→ DATA SECTION:
┄┄┄┄┄┄┄┄┄┄
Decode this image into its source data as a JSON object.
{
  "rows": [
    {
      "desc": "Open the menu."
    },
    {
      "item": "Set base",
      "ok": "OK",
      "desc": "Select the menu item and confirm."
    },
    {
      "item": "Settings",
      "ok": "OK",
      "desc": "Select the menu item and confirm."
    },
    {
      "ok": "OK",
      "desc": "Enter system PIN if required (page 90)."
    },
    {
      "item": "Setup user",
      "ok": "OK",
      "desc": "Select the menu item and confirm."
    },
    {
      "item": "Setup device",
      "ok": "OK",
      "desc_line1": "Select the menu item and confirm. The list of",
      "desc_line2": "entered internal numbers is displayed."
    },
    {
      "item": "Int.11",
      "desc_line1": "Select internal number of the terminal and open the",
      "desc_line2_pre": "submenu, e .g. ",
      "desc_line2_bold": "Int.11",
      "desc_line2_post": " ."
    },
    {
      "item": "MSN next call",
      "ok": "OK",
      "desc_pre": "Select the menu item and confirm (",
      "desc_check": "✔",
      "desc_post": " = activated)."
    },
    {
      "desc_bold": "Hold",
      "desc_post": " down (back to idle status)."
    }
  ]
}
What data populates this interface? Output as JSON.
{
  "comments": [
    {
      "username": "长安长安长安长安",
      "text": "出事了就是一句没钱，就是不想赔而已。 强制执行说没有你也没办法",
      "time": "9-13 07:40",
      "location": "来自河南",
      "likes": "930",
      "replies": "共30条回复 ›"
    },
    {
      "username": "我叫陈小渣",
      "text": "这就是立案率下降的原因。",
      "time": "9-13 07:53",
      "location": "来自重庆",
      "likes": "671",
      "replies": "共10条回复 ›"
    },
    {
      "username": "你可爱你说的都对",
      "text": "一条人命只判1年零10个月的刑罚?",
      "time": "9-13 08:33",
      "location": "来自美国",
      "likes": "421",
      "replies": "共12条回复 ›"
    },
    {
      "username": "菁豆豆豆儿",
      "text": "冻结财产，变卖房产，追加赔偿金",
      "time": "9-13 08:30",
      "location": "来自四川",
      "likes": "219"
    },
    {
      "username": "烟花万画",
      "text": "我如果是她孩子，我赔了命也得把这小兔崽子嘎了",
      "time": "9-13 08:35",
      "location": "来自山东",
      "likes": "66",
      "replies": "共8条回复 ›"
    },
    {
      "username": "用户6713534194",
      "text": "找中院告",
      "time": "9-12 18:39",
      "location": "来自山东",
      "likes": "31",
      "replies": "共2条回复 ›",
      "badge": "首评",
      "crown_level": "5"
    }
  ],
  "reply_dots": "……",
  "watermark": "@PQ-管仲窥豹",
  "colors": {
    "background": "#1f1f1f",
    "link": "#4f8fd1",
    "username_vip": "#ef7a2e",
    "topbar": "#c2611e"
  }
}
┄┄┄┄┄┄┄┄┄┄
→ DO THIS:
Take the entries above and transcribe them exactly.

→ RESULT OF THIS EXERCISE:
Decode this image into its source data as a JSON object.
{
  "rows": [
    {
      "desc": "Open the menu."
    },
    {
      "item": "Set base",
      "ok": "OK",
      "desc": "Select the menu item and confirm."
    },
    {
      "item": "Settings",
      "ok": "OK",
      "desc": "Select the menu item and confirm."
    },
    {
      "ok": "OK",
      "desc": "Enter system PIN if required (page 90)."
    },
    {
      "item": "Setup user",
      "ok": "OK",
      "desc": "Select the menu item and confirm."
    },
    {
      "item": "Setup device",
      "ok": "OK",
      "desc_line1": "Select the menu item and confirm. The list of",
      "desc_line2": "entered internal numbers is displayed."
    },
    {
      "item": "Int.11",
      "desc_line1": "Select internal number of the terminal and open the",
      "desc_line2_pre": "submenu, e .g. ",
      "desc_line2_bold": "Int.11",
      "desc_line2_post": " ."
    },
    {
      "item": "MSN next call",
      "ok": "OK",
      "desc_pre": "Select the menu item and confirm (",
      "desc_check": "✔",
      "desc_post": " = activated)."
    },
    {
      "desc_bold": "Hold",
      "desc_post": " down (back to idle status)."
    }
  ]
}
What data populates this interface? Output as JSON.
{
  "comments": [
    {
      "username": "长安长安长安长安",
      "text": "出事了就是一句没钱，就是不想赔而已。 强制执行说没有你也没办法",
      "time": "9-13 07:40",
      "location": "来自河南",
      "likes": "930",
      "replies": "共30条回复 ›"
    },
    {
      "username": "我叫陈小渣",
      "text": "这就是立案率下降的原因。",
      "time": "9-13 07:53",
      "location": "来自重庆",
      "likes": "671",
      "replies": "共10条回复 ›"
    },
    {
      "username": "你可爱你说的都对",
      "text": "一条人命只判1年零10个月的刑罚?",
      "time": "9-13 08:33",
      "location": "来自美国",
      "likes": "421",
      "replies": "共12条回复 ›"
    },
    {
      "username": "菁豆豆豆儿",
      "text": "冻结财产，变卖房产，追加赔偿金",
      "time": "9-13 08:30",
      "location": "来自四川",
      "likes": "219"
    },
    {
      "username": "烟花万画",
      "text": "我如果是她孩子，我赔了命也得把这小兔崽子嘎了",
      "time": "9-13 08:35",
      "location": "来自山东",
      "likes": "66",
      "replies": "共8条回复 ›"
    },
    {
      "username": "用户6713534194",
      "text": "找中院告",
      "time": "9-12 18:39",
      "location": "来自山东",
      "likes": "31",
      "replies": "共2条回复 ›",
      "badge": "首评",
      "crown_level": "5"
    }
  ],
  "reply_dots": "……",
  "watermark": "@PQ-管仲窥豹",
  "colors": {
    "background": "#1f1f1f",
    "link": "#4f8fd1",
    "username_vip": "#ef7a2e",
    "topbar": "#c2611e"
  }
}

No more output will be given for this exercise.